ENTRIES SHOWN:
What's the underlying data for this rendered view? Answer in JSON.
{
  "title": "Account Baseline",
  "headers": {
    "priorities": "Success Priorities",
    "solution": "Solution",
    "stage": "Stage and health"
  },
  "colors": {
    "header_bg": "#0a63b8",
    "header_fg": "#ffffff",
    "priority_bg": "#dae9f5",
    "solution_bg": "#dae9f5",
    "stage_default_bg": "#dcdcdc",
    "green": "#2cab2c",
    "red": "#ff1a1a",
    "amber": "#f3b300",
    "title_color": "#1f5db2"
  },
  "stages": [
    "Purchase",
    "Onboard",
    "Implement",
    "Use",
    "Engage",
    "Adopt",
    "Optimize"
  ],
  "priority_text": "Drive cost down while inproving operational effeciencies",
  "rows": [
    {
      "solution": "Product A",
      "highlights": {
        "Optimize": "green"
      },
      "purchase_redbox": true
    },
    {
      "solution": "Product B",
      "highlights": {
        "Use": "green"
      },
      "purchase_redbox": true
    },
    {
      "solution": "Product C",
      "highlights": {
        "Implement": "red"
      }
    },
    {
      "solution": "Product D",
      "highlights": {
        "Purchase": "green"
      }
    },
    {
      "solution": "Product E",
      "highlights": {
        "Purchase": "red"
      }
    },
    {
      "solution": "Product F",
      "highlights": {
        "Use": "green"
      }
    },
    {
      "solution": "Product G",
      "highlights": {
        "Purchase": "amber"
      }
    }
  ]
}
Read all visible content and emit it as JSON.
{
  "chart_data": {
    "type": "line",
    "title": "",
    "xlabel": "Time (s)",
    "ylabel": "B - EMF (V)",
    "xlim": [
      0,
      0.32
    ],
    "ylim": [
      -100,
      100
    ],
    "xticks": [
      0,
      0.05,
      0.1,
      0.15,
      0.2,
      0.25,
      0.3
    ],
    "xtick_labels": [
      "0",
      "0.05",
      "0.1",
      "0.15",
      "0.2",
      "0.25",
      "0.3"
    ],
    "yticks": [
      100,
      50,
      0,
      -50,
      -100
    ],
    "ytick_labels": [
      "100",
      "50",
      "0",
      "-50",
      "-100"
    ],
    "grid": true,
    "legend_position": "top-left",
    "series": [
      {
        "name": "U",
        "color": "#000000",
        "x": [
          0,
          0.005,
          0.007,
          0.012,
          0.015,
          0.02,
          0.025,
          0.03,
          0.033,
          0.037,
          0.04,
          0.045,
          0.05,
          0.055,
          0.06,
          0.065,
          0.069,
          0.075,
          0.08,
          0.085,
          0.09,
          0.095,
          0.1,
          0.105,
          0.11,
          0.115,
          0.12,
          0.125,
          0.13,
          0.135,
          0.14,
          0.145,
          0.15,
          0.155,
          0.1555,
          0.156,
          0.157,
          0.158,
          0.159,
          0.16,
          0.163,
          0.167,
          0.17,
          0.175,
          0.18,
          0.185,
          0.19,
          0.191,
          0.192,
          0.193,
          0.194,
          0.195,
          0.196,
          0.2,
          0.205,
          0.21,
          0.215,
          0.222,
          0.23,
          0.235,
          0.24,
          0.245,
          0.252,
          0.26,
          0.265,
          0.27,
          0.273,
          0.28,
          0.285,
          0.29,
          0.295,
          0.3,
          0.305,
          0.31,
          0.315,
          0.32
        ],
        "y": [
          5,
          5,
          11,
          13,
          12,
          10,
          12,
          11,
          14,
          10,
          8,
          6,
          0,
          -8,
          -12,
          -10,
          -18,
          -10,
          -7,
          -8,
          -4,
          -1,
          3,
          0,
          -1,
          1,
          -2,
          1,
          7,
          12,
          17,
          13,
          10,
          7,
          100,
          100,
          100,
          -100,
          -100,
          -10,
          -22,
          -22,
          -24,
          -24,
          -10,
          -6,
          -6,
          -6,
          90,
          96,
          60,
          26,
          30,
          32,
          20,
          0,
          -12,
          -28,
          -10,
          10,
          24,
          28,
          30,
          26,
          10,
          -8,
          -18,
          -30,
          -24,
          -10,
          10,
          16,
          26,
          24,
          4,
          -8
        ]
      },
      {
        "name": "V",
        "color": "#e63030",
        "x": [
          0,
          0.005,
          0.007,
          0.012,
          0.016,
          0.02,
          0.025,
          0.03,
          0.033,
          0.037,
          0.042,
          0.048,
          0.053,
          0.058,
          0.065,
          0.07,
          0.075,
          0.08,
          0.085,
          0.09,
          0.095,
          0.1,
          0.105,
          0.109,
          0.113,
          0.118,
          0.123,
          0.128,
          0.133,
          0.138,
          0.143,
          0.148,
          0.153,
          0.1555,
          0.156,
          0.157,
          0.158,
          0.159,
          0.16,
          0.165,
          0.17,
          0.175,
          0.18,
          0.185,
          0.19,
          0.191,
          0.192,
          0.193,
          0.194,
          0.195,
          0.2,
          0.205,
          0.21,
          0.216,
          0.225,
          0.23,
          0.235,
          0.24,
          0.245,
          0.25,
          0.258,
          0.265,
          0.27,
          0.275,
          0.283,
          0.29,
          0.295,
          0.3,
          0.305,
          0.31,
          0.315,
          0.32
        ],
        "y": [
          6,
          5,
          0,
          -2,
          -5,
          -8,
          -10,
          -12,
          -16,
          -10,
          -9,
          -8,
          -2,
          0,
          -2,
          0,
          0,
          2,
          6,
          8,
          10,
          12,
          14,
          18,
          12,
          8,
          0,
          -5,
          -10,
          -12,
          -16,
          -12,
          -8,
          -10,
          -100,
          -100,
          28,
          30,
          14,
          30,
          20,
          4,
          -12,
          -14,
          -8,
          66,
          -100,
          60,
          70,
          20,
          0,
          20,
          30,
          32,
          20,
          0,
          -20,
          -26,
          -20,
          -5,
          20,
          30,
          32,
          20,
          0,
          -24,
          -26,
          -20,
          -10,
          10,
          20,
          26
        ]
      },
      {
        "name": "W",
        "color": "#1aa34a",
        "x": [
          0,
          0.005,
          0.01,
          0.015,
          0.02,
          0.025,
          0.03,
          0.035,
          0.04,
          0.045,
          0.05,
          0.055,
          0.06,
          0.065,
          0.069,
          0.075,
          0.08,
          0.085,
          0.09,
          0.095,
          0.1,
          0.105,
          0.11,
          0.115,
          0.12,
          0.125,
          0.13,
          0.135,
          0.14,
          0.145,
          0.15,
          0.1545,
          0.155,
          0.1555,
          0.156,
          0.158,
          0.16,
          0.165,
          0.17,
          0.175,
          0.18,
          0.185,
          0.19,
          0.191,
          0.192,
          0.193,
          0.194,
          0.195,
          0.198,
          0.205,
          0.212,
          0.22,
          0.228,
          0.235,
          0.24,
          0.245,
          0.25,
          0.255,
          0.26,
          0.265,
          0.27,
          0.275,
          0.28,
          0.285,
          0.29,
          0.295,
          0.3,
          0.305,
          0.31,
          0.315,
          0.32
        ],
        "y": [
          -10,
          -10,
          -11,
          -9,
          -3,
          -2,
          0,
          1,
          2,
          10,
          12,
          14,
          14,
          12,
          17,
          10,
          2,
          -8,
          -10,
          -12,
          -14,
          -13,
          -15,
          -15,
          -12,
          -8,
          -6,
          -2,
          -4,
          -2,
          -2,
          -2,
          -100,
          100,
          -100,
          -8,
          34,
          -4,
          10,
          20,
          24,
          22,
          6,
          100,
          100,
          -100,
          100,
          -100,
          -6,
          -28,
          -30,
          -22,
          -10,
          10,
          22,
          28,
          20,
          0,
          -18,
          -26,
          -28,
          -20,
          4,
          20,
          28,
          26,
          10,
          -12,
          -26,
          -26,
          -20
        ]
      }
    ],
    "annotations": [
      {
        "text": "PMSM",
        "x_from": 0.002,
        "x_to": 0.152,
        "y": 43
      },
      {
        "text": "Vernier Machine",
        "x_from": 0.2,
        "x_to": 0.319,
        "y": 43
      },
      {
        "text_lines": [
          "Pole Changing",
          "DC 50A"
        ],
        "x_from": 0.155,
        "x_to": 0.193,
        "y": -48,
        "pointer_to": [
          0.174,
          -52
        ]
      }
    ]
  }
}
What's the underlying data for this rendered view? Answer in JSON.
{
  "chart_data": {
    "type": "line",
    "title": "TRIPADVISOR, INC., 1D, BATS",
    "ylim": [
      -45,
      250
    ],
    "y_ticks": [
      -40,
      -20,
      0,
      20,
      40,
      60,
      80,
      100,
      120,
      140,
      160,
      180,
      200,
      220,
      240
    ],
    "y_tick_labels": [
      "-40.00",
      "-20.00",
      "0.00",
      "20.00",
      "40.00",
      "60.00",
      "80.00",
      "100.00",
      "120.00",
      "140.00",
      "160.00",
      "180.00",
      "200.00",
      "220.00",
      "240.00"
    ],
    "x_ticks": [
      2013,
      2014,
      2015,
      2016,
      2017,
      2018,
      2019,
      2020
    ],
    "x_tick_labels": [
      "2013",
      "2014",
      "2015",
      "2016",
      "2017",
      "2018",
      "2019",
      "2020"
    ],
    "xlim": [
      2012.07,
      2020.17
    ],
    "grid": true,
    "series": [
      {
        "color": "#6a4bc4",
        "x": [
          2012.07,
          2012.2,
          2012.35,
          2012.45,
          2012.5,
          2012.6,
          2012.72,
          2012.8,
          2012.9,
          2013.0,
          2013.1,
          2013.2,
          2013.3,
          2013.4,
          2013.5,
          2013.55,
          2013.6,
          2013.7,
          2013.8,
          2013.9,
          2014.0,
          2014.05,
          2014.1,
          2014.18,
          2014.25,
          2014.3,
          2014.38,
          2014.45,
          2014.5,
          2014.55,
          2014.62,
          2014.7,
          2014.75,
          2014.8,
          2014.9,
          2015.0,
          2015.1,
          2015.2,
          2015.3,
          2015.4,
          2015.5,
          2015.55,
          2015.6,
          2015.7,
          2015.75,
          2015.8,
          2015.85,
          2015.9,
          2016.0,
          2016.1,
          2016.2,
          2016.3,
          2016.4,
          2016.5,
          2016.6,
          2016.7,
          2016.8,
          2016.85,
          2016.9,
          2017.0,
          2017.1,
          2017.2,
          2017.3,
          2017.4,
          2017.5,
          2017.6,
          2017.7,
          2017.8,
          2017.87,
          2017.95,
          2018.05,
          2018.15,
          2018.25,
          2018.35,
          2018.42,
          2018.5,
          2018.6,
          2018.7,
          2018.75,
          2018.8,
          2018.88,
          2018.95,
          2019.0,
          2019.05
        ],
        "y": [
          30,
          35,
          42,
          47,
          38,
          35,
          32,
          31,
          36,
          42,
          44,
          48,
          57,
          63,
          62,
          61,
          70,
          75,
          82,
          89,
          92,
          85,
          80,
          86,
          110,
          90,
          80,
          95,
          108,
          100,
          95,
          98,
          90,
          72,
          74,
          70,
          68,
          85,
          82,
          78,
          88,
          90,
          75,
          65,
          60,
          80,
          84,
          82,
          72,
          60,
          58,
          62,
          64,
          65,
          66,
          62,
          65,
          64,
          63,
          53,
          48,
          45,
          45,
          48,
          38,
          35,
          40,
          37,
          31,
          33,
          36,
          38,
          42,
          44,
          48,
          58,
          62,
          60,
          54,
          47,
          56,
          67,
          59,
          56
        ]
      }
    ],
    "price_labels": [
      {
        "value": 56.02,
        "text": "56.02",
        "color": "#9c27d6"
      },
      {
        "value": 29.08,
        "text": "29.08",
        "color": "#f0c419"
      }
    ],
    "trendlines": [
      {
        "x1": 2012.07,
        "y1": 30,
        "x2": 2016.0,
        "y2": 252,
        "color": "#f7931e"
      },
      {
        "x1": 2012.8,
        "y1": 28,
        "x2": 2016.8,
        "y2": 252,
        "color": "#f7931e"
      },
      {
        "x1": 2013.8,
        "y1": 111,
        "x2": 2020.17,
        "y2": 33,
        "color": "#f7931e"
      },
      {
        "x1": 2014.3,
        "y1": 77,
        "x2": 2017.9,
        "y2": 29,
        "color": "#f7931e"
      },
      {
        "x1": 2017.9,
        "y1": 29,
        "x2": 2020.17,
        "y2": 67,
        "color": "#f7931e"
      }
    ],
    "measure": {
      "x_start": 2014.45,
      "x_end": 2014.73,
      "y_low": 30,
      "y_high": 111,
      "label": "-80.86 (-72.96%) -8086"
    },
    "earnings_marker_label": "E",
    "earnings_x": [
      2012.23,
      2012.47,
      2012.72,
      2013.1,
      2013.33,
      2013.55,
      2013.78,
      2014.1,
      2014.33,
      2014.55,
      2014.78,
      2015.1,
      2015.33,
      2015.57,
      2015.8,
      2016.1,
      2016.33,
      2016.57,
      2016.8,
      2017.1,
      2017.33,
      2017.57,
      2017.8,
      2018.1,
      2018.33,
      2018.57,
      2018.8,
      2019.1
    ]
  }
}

THE EXERCISE:
Return only those lines of the records that contain the string "green".

THE RESPONSE:
    "green": "#2cab2c",
        "Optimize": "green"
        "Use": "green"
        "Purchase": "green"
        "Use": "green"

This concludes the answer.